• **WHAT THIS TASK INVOLVES**
Do any lines in the data below contain "title"? If so, copy every one of them.
* start RECORDED INFORMATION *
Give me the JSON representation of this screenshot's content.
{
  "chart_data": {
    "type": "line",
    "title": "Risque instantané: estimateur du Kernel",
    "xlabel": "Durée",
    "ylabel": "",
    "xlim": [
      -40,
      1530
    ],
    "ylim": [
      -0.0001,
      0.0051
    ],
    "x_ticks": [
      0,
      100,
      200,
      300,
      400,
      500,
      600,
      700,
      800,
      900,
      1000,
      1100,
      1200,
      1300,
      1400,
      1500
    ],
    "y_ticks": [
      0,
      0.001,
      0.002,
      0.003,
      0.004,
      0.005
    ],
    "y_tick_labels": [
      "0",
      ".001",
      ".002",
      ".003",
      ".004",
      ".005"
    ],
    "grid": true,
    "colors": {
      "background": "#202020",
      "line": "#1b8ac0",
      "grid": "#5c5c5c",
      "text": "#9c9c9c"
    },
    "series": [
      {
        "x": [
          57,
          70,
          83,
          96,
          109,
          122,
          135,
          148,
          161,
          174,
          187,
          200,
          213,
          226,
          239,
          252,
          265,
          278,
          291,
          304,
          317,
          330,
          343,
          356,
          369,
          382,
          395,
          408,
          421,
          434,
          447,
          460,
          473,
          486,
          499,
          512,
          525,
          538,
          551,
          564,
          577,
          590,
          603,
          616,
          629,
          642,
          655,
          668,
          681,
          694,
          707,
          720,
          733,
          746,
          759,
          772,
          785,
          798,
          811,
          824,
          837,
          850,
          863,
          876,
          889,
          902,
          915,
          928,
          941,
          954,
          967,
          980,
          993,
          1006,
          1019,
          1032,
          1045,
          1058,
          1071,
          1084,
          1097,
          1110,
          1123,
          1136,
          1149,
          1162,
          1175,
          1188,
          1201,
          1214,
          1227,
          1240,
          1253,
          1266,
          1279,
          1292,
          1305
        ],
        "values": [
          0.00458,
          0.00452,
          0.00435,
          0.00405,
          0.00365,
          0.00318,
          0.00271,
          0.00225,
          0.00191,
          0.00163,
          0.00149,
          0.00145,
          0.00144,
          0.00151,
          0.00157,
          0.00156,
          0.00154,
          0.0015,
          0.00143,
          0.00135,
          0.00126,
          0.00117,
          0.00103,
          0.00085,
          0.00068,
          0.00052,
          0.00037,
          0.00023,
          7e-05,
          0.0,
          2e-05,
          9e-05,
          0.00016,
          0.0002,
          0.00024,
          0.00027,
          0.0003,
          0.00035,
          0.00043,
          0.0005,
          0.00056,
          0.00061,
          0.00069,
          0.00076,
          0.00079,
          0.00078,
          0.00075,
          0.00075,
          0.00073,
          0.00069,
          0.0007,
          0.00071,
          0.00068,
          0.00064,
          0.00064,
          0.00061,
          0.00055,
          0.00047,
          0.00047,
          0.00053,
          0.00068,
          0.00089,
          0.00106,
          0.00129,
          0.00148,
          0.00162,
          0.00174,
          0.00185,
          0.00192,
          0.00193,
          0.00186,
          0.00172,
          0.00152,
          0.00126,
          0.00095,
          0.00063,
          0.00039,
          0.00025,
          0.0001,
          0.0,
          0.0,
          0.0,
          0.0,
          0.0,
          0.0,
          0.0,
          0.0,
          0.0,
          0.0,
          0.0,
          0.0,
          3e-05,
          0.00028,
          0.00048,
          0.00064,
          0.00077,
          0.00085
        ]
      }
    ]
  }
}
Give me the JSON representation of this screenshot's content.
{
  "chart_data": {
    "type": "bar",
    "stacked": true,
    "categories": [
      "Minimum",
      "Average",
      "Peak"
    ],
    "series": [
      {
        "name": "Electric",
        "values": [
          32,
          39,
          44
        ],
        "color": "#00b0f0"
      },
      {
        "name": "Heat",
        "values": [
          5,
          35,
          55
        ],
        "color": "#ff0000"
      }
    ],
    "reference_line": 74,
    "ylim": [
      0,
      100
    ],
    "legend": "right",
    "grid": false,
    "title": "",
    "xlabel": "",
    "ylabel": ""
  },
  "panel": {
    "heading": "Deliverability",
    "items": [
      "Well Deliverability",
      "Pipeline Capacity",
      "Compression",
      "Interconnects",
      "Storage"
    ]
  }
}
* end RECORDED INFORMATION *
• **EXERCISE RESPONSE**
    "title": "Risque instantané: estimateur du Kernel",
    "title": "",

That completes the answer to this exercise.